(Extracted data entries)
┄┄┄┄┄┄

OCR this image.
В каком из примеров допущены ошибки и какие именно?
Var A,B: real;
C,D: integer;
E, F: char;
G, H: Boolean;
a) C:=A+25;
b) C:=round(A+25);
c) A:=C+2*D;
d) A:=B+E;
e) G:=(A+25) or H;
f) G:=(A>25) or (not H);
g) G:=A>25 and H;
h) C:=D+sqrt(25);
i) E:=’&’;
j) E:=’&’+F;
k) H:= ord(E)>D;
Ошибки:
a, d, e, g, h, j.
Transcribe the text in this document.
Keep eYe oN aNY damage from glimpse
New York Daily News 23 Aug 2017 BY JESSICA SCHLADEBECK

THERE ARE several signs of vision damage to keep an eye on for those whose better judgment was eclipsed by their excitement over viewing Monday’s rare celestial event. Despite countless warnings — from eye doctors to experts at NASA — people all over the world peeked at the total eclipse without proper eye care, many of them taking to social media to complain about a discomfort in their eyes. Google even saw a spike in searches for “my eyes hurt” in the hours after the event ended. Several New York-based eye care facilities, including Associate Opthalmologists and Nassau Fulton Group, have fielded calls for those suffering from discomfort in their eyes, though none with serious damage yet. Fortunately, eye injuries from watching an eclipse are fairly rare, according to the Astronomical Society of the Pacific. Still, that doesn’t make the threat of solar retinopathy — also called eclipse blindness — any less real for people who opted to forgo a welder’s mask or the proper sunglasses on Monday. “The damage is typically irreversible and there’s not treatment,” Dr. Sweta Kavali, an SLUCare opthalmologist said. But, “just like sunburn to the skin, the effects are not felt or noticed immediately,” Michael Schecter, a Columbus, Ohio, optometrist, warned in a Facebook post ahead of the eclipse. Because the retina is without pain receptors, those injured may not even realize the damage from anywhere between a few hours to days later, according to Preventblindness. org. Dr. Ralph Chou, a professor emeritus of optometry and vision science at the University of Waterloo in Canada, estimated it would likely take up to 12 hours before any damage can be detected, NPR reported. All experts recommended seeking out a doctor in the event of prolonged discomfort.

┄┄┄┄┄┄

→ Do this
Write the whole listing out again. Keep every line exactly as it is.

→ Solution for this exercise
OCR this image.
В каком из примеров допущены ошибки и какие именно?
Var A,B: real;
C,D: integer;
E, F: char;
G, H: Boolean;
a) C:=A+25;
b) C:=round(A+25);
c) A:=C+2*D;
d) A:=B+E;
e) G:=(A+25) or H;
f) G:=(A>25) or (not H);
g) G:=A>25 and H;
h) C:=D+sqrt(25);
i) E:=’&’;
j) E:=’&’+F;
k) H:= ord(E)>D;
Ошибки:
a, d, e, g, h, j.
Transcribe the text in this document.
Keep eYe oN aNY damage from glimpse
New York Daily News 23 Aug 2017 BY JESSICA SCHLADEBECK

THERE ARE several signs of vision damage to keep an eye on for those whose better judgment was eclipsed by their excitement over viewing Monday’s rare celestial event. Despite countless warnings — from eye doctors to experts at NASA — people all over the world peeked at the total eclipse without proper eye care, many of them taking to social media to complain about a discomfort in their eyes. Google even saw a spike in searches for “my eyes hurt” in the hours after the event ended. Several New York-based eye care facilities, including Associate Opthalmologists and Nassau Fulton Group, have fielded calls for those suffering from discomfort in their eyes, though none with serious damage yet. Fortunately, eye injuries from watching an eclipse are fairly rare, according to the Astronomical Society of the Pacific. Still, that doesn’t make the threat of solar retinopathy — also called eclipse blindness — any less real for people who opted to forgo a welder’s mask or the proper sunglasses on Monday. “The damage is typically irreversible and there’s not treatment,” Dr. Sweta Kavali, an SLUCare opthalmologist said. But, “just like sunburn to the skin, the effects are not felt or noticed immediately,” Michael Schecter, a Columbus, Ohio, optometrist, warned in a Facebook post ahead of the eclipse. Because the retina is without pain receptors, those injured may not even realize the damage from anywhere between a few hours to days later, according to Preventblindness. org. Dr. Ralph Chou, a professor emeritus of optometry and vision science at the University of Waterloo in Canada, estimated it would likely take up to 12 hours before any damage can be detected, NPR reported. All experts recommended seeking out a doctor in the event of prolonged discomfort.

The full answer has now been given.